■ WHAT YOU ARE ASKED TO DO: Output an exact reproduction of the data.

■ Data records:
## start
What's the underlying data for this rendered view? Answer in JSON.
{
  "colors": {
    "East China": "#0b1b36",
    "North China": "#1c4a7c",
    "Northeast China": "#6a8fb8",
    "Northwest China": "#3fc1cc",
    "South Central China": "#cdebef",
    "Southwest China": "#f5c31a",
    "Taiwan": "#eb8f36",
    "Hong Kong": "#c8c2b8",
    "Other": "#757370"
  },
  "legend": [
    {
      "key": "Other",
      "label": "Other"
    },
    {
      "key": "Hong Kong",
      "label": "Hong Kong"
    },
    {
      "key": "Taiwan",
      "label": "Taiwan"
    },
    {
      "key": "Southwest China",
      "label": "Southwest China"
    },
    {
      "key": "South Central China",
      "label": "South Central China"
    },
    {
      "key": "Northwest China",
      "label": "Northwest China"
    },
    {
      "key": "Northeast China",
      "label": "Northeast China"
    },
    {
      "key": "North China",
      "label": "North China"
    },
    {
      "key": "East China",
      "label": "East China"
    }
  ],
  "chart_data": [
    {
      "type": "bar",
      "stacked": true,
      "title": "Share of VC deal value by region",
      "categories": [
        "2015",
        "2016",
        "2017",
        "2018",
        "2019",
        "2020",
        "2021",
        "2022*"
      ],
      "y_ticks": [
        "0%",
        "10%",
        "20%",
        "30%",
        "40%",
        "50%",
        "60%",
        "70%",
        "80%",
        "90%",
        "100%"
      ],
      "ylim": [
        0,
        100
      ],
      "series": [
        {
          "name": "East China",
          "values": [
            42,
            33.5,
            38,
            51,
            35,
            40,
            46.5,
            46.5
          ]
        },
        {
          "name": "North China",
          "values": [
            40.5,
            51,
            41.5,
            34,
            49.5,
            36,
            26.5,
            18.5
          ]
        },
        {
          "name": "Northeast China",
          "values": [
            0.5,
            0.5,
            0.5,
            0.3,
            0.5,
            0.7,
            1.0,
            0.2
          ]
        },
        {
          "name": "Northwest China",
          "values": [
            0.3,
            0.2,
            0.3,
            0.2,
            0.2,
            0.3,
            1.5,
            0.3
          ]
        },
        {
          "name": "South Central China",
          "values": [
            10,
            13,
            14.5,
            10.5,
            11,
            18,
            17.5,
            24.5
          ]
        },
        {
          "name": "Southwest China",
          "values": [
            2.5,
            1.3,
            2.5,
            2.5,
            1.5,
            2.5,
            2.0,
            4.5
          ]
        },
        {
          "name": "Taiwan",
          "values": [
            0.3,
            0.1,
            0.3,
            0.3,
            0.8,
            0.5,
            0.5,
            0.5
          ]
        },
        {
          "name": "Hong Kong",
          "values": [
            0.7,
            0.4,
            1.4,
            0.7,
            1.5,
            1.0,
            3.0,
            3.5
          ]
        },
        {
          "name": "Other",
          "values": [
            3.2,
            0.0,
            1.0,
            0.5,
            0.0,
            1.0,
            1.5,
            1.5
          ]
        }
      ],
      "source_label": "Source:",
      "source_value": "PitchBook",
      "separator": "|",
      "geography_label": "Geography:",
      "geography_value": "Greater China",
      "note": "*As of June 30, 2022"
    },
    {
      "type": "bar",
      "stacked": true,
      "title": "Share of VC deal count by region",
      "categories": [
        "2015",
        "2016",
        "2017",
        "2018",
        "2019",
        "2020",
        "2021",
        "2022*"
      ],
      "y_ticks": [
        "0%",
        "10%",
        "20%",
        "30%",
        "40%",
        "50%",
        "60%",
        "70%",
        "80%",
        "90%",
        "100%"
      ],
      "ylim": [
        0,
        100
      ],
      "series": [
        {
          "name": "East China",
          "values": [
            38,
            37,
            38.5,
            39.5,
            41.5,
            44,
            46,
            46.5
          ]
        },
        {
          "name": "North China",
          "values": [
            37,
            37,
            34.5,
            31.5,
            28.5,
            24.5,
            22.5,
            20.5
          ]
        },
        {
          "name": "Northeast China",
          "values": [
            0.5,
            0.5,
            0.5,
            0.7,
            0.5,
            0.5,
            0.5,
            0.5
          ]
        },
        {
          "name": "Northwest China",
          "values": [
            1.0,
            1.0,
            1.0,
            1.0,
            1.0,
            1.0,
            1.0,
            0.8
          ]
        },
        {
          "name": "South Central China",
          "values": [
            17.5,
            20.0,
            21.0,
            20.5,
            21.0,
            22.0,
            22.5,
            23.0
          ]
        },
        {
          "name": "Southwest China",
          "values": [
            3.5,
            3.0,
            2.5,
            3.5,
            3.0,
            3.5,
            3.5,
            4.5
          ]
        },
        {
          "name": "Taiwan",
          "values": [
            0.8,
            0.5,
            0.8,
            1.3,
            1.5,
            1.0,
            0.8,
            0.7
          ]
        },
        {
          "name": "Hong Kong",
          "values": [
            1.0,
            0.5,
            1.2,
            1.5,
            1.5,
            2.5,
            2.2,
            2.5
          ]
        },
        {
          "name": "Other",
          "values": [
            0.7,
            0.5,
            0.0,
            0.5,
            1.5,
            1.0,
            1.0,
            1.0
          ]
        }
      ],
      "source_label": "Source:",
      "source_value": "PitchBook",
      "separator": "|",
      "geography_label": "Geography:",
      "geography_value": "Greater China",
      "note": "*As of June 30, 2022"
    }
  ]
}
## end
■ TASK OUTPUT:
What's the underlying data for this rendered view? Answer in JSON.
{
  "colors": {
    "East China": "#0b1b36",
    "North China": "#1c4a7c",
    "Northeast China": "#6a8fb8",
    "Northwest China": "#3fc1cc",
    "South Central China": "#cdebef",
    "Southwest China": "#f5c31a",
    "Taiwan": "#eb8f36",
    "Hong Kong": "#c8c2b8",
    "Other": "#757370"
  },
  "legend": [
    {
      "key": "Other",
      "label": "Other"
    },
    {
      "key": "Hong Kong",
      "label": "Hong Kong"
    },
    {
      "key": "Taiwan",
      "label": "Taiwan"
    },
    {
      "key": "Southwest China",
      "label": "Southwest China"
    },
    {
      "key": "South Central China",
      "label": "South Central China"
    },
    {
      "key": "Northwest China",
      "label": "Northwest China"
    },
    {
      "key": "Northeast China",
      "label": "Northeast China"
    },
    {
      "key": "North China",
      "label": "North China"
    },
    {
      "key": "East China",
      "label": "East China"
    }
  ],
  "chart_data": [
    {
      "type": "bar",
      "stacked": true,
      "title": "Share of VC deal value by region",
      "categories": [
        "2015",
        "2016",
        "2017",
        "2018",
        "2019",
        "2020",
        "2021",
        "2022*"
      ],
      "y_ticks": [
        "0%",
        "10%",
        "20%",
        "30%",
        "40%",
        "50%",
        "60%",
        "70%",
        "80%",
        "90%",
        "100%"
      ],
      "ylim": [
        0,
        100
      ],
      "series": [
        {
          "name": "East China",
          "values": [
            42,
            33.5,
            38,
            51,
            35,
            40,
            46.5,
            46.5
          ]
        },
        {
          "name": "North China",
          "values": [
            40.5,
            51,
            41.5,
            34,
            49.5,
            36,
            26.5,
            18.5
          ]
        },
        {
          "name": "Northeast China",
          "values": [
            0.5,
            0.5,
            0.5,
            0.3,
            0.5,
            0.7,
            1.0,
            0.2
          ]
        },
        {
          "name": "Northwest China",
          "values": [
            0.3,
            0.2,
            0.3,
            0.2,
            0.2,
            0.3,
            1.5,
            0.3
          ]
        },
        {
          "name": "South Central China",
          "values": [
            10,
            13,
            14.5,
            10.5,
            11,
            18,
            17.5,
            24.5
          ]
        },
        {
          "name": "Southwest China",
          "values": [
            2.5,
            1.3,
            2.5,
            2.5,
            1.5,
            2.5,
            2.0,
            4.5
          ]
        },
        {
          "name": "Taiwan",
          "values": [
            0.3,
            0.1,
            0.3,
            0.3,
            0.8,
            0.5,
            0.5,
            0.5
          ]
        },
        {
          "name": "Hong Kong",
          "values": [
            0.7,
            0.4,
            1.4,
            0.7,
            1.5,
            1.0,
            3.0,
            3.5
          ]
        },
        {
          "name": "Other",
          "values": [
            3.2,
            0.0,
            1.0,
            0.5,
            0.0,
            1.0,
            1.5,
            1.5
          ]
        }
      ],
      "source_label": "Source:",
      "source_value": "PitchBook",
      "separator": "|",
      "geography_label": "Geography:",
      "geography_value": "Greater China",
      "note": "*As of June 30, 2022"
    },
    {
      "type": "bar",
      "stacked": true,
      "title": "Share of VC deal count by region",
      "categories": [
        "2015",
        "2016",
        "2017",
        "2018",
        "2019",
        "2020",
        "2021",
        "2022*"
      ],
      "y_ticks": [
        "0%",
        "10%",
        "20%",
        "30%",
        "40%",
        "50%",
        "60%",
        "70%",
        "80%",
        "90%",
        "100%"
      ],
      "ylim": [
        0,
        100
      ],
      "series": [
        {
          "name": "East China",
          "values": [
            38,
            37,
            38.5,
            39.5,
            41.5,
            44,
            46,
            46.5
          ]
        },
        {
          "name": "North China",
          "values": [
            37,
            37,
            34.5,
            31.5,
            28.5,
            24.5,
            22.5,
            20.5
          ]
        },
        {
          "name": "Northeast China",
          "values": [
            0.5,
            0.5,
            0.5,
            0.7,
            0.5,
            0.5,
            0.5,
            0.5
          ]
        },
        {
          "name": "Northwest China",
          "values": [
            1.0,
            1.0,
            1.0,
            1.0,
            1.0,
            1.0,
            1.0,
            0.8
          ]
        },
        {
          "name": "South Central China",
          "values": [
            17.5,
            20.0,
            21.0,
            20.5,
            21.0,
            22.0,
            22.5,
            23.0
          ]
        },
        {
          "name": "Southwest China",
          "values": [
            3.5,
            3.0,
            2.5,
            3.5,
            3.0,
            3.5,
            3.5,
            4.5
          ]
        },
        {
          "name": "Taiwan",
          "values": [
            0.8,
            0.5,
            0.8,
            1.3,
            1.5,
            1.0,
            0.8,
            0.7
          ]
        },
        {
          "name": "Hong Kong",
          "values": [
            1.0,
            0.5,
            1.2,
            1.5,
            1.5,
            2.5,
            2.2,
            2.5
          ]
        },
        {
          "name": "Other",
          "values": [
            0.7,
            0.5,
            0.0,
            0.5,
            1.5,
            1.0,
            1.0,
            1.0
          ]
        }
      ],
      "source_label": "Source:",
      "source_value": "PitchBook",
      "separator": "|",
      "geography_label": "Geography:",
      "geography_value": "Greater China",
      "note": "*As of June 30, 2022"
    }
  ]
}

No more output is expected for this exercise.